## BEGIN Data for processing
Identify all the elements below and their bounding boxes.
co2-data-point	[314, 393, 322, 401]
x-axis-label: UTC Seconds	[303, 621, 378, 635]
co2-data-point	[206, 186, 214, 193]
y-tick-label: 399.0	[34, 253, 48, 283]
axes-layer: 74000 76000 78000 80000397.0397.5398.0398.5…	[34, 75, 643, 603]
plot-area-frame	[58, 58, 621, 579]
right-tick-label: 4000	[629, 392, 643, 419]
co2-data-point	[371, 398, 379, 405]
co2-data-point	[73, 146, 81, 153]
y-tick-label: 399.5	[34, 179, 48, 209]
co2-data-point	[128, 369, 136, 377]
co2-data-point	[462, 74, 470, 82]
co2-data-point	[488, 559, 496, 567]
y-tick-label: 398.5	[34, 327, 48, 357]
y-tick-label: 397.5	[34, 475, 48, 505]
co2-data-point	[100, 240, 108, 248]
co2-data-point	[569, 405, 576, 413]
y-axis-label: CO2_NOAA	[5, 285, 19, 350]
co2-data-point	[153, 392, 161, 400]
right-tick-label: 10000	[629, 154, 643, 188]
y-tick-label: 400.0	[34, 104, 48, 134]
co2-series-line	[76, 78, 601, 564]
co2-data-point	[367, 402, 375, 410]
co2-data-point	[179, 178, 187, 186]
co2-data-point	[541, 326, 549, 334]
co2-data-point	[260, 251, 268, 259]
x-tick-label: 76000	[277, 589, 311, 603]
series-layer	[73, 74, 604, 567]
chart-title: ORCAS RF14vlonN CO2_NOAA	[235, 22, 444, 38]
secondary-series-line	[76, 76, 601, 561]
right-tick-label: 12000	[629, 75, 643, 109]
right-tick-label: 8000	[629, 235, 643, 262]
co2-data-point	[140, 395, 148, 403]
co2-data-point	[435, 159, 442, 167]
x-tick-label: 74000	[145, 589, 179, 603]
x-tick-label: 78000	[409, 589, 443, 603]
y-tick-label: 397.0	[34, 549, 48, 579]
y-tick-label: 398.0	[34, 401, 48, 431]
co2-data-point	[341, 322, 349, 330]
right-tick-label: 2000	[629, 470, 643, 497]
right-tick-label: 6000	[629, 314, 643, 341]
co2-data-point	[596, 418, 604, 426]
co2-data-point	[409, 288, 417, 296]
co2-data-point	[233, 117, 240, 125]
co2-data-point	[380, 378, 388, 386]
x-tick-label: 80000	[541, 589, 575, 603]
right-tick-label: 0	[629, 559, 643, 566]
## END Data for processing
What to do:
Rewrite the entries above with every "co2-data-point" replaced by "co2-sample-marker", leaving everything else unchanged.

Expected answer:
Identify all the elements below and their bounding boxes.
co2-sample-marker	[314, 393, 322, 401]
x-axis-label: UTC Seconds	[303, 621, 378, 635]
co2-sample-marker	[206, 186, 214, 193]
y-tick-label: 399.0	[34, 253, 48, 283]
axes-layer: 74000 76000 78000 80000397.0397.5398.0398.5…	[34, 75, 643, 603]
plot-area-frame	[58, 58, 621, 579]
right-tick-label: 4000	[629, 392, 643, 419]
co2-sample-marker	[371, 398, 379, 405]
co2-sample-marker	[73, 146, 81, 153]
y-tick-label: 399.5	[34, 179, 48, 209]
co2-sample-marker	[128, 369, 136, 377]
co2-sample-marker	[462, 74, 470, 82]
co2-sample-marker	[488, 559, 496, 567]
y-tick-label: 398.5	[34, 327, 48, 357]
y-tick-label: 397.5	[34, 475, 48, 505]
co2-sample-marker	[100, 240, 108, 248]
co2-sample-marker	[569, 405, 576, 413]
y-axis-label: CO2_NOAA	[5, 285, 19, 350]
co2-sample-marker	[153, 392, 161, 400]
right-tick-label: 10000	[629, 154, 643, 188]
y-tick-label: 400.0	[34, 104, 48, 134]
co2-series-line	[76, 78, 601, 564]
co2-sample-marker	[367, 402, 375, 410]
co2-sample-marker	[179, 178, 187, 186]
co2-sample-marker	[541, 326, 549, 334]
co2-sample-marker	[260, 251, 268, 259]
x-tick-label: 76000	[277, 589, 311, 603]
series-layer	[73, 74, 604, 567]
chart-title: ORCAS RF14vlonN CO2_NOAA	[235, 22, 444, 38]
secondary-series-line	[76, 76, 601, 561]
right-tick-label: 12000	[629, 75, 643, 109]
right-tick-label: 8000	[629, 235, 643, 262]
co2-sample-marker	[140, 395, 148, 403]
co2-sample-marker	[435, 159, 442, 167]
x-tick-label: 74000	[145, 589, 179, 603]
x-tick-label: 78000	[409, 589, 443, 603]
y-tick-label: 397.0	[34, 549, 48, 579]
y-tick-label: 398.0	[34, 401, 48, 431]
co2-sample-marker	[341, 322, 349, 330]
right-tick-label: 2000	[629, 470, 643, 497]
right-tick-label: 6000	[629, 314, 643, 341]
co2-sample-marker	[596, 418, 604, 426]
co2-sample-marker	[409, 288, 417, 296]
co2-sample-marker	[233, 117, 240, 125]
co2-sample-marker	[380, 378, 388, 386]
x-tick-label: 80000	[541, 589, 575, 603]
right-tick-label: 0	[629, 559, 643, 566]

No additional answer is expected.